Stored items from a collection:
[START]
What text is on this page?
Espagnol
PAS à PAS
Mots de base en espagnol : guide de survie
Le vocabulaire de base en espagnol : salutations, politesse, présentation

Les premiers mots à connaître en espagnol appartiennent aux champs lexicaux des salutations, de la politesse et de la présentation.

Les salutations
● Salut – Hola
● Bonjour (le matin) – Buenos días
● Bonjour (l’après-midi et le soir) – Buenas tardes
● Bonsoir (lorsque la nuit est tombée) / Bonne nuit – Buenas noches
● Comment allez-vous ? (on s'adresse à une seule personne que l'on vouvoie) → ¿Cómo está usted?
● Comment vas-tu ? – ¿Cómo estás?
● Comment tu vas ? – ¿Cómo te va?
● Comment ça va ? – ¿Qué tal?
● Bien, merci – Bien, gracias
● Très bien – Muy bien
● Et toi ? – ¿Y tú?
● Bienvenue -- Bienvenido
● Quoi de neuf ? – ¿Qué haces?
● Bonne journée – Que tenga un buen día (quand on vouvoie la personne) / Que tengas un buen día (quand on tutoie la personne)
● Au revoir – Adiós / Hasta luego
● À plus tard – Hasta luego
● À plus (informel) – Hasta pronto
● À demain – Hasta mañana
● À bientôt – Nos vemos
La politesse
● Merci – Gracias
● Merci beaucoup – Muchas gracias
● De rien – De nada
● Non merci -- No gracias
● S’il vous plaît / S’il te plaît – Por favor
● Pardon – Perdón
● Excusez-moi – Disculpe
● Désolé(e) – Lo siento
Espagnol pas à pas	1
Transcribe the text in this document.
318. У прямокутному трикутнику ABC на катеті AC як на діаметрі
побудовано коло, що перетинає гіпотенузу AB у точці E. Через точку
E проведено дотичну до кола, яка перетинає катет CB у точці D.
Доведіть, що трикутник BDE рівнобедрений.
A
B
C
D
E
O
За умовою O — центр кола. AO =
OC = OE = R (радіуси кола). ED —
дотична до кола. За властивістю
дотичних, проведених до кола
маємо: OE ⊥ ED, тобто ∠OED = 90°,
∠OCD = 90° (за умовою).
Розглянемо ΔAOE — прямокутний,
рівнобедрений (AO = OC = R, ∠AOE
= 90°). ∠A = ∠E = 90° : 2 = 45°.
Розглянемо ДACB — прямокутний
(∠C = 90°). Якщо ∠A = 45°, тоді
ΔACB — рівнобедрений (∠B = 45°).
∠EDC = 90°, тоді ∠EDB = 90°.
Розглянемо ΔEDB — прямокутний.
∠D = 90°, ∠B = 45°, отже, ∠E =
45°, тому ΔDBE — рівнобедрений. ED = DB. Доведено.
[END]
◆ **AIM OF THE TASK**
Repeat the entries shown above, every one, word for word.

◆ **PROBLEM SOLUTION**
What text is on this page?
Espagnol
PAS à PAS
Mots de base en espagnol : guide de survie
Le vocabulaire de base en espagnol : salutations, politesse, présentation

Les premiers mots à connaître en espagnol appartiennent aux champs lexicaux des salutations, de la politesse et de la présentation.

Les salutations
● Salut – Hola
● Bonjour (le matin) – Buenos días
● Bonjour (l’après-midi et le soir) – Buenas tardes
● Bonsoir (lorsque la nuit est tombée) / Bonne nuit – Buenas noches
● Comment allez-vous ? (on s'adresse à une seule personne que l'on vouvoie) → ¿Cómo está usted?
● Comment vas-tu ? – ¿Cómo estás?
● Comment tu vas ? – ¿Cómo te va?
● Comment ça va ? – ¿Qué tal?
● Bien, merci – Bien, gracias
● Très bien – Muy bien
● Et toi ? – ¿Y tú?
● Bienvenue -- Bienvenido
● Quoi de neuf ? – ¿Qué haces?
● Bonne journée – Que tenga un buen día (quand on vouvoie la personne) / Que tengas un buen día (quand on tutoie la personne)
● Au revoir – Adiós / Hasta luego
● À plus tard – Hasta luego
● À plus (informel) – Hasta pronto
● À demain – Hasta mañana
● À bientôt – Nos vemos
La politesse
● Merci – Gracias
● Merci beaucoup – Muchas gracias
● De rien – De nada
● Non merci -- No gracias
● S’il vous plaît / S’il te plaît – Por favor
● Pardon – Perdón
● Excusez-moi – Disculpe
● Désolé(e) – Lo siento
Espagnol pas à pas	1
Transcribe the text in this document.
318. У прямокутному трикутнику ABC на катеті AC як на діаметрі
побудовано коло, що перетинає гіпотенузу AB у точці E. Через точку
E проведено дотичну до кола, яка перетинає катет CB у точці D.
Доведіть, що трикутник BDE рівнобедрений.
A
B
C
D
E
O
За умовою O — центр кола. AO =
OC = OE = R (радіуси кола). ED —
дотична до кола. За властивістю
дотичних, проведених до кола
маємо: OE ⊥ ED, тобто ∠OED = 90°,
∠OCD = 90° (за умовою).
Розглянемо ΔAOE — прямокутний,
рівнобедрений (AO = OC = R, ∠AOE
= 90°). ∠A = ∠E = 90° : 2 = 45°.
Розглянемо ДACB — прямокутний
(∠C = 90°). Якщо ∠A = 45°, тоді
ΔACB — рівнобедрений (∠B = 45°).
∠EDC = 90°, тоді ∠EDB = 90°.
Розглянемо ΔEDB — прямокутний.
∠D = 90°, ∠B = 45°, отже, ∠E =
45°, тому ΔDBE — рівнобедрений. ED = DB. Доведено.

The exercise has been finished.